* TASK BRIEF
From the first line to the last, restate the data exactly, leaving out the images.
START DATASET RECORDS
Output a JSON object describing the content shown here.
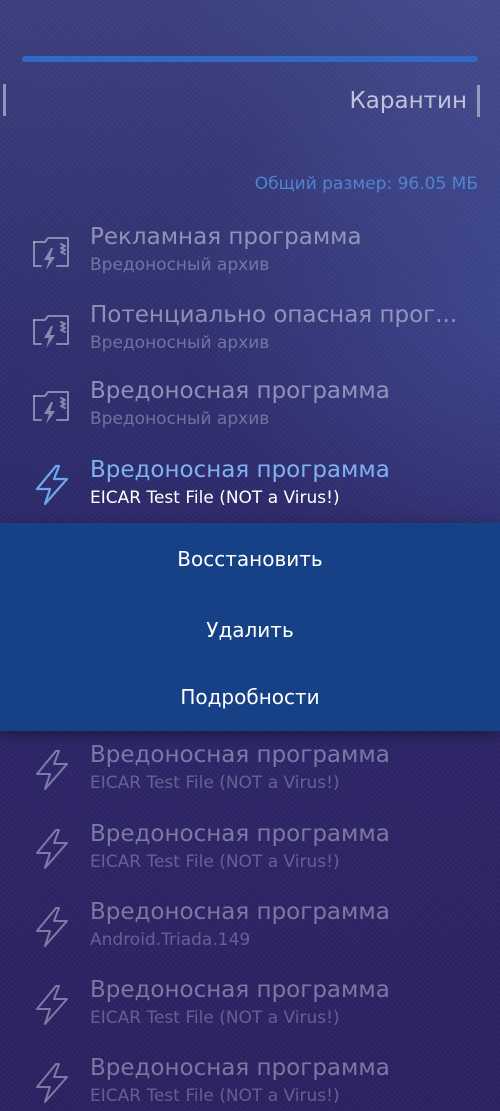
{
  "header": {
    "title": "Карантин",
    "progress_fraction": 1.0
  },
  "summary": {
    "total_size": "Общий размер: 96.05 МБ"
  },
  "items": [
    {
      "name": "Рекламная программа",
      "sub": "Вредоносный архив",
      "icon": "archive-threat-icon"
    },
    {
      "name": "Потенциально опасная прог...",
      "sub": "Вредоносный архив",
      "icon": "archive-threat-icon"
    },
    {
      "name": "Вредоносная программа",
      "sub": "Вредоносный архив",
      "icon": "archive-threat-icon"
    },
    {
      "name": "Вредоносная программа",
      "sub": "EICAR Test File (NOT a Virus!)",
      "icon": "lightning-icon",
      "selected": true
    },
    {
      "name": "Вредоносная программа",
      "sub": "EICAR Test File (NOT a Virus!)",
      "icon": "lightning-icon"
    },
    {
      "name": "Вредоносная программа",
      "sub": "EICAR Test File (NOT a Virus!)",
      "icon": "lightning-icon"
    },
    {
      "name": "Вредоносная программа",
      "sub": "Android.Triada.149",
      "icon": "lightning-icon"
    },
    {
      "name": "Вредоносная программа",
      "sub": "EICAR Test File (NOT a Virus!)",
      "icon": "lightning-icon"
    },
    {
      "name": "Вредоносная программа",
      "sub": "EICAR Test File (NOT a Virus!)",
      "icon": "lightning-icon"
    }
  ],
  "context_menu": {
    "restore": "Восстановить",
    "delete": "Удалить",
    "details": "Подробности"
  },
  "colors": {
    "accent": "#2f67c4",
    "menu_bg": "#164187",
    "selected_name": "#7bb2f2",
    "size_text": "#4f82d0"
  }
}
END DATASET RECORDS
* RESULT
Output a JSON object describing the content shown here.
{
  "header": {
    "title": "Карантин",
    "progress_fraction": 1.0
  },
  "summary": {
    "total_size": "Общий размер: 96.05 МБ"
  },
  "items": [
    {
      "name": "Рекламная программа",
      "sub": "Вредоносный архив",
      "icon": "archive-threat-icon"
    },
    {
      "name": "Потенциально опасная прог...",
      "sub": "Вредоносный архив",
      "icon": "archive-threat-icon"
    },
    {
      "name": "Вредоносная программа",
      "sub": "Вредоносный архив",
      "icon": "archive-threat-icon"
    },
    {
      "name": "Вредоносная программа",
      "sub": "EICAR Test File (NOT a Virus!)",
      "icon": "lightning-icon",
      "selected": true
    },
    {
      "name": "Вредоносная программа",
      "sub": "EICAR Test File (NOT a Virus!)",
      "icon": "lightning-icon"
    },
    {
      "name": "Вредоносная программа",
      "sub": "EICAR Test File (NOT a Virus!)",
      "icon": "lightning-icon"
    },
    {
      "name": "Вредоносная программа",
      "sub": "Android.Triada.149",
      "icon": "lightning-icon"
    },
    {
      "name": "Вредоносная программа",
      "sub": "EICAR Test File (NOT a Virus!)",
      "icon": "lightning-icon"
    },
    {
      "name": "Вредоносная программа",
      "sub": "EICAR Test File (NOT a Virus!)",
      "icon": "lightning-icon"
    }
  ],
  "context_menu": {
    "restore": "Восстановить",
    "delete": "Удалить",
    "details": "Подробности"
  },
  "colors": {
    "accent": "#2f67c4",
    "menu_bg": "#164187",
    "selected_name": "#7bb2f2",
    "size_text": "#4f82d0"
  }
}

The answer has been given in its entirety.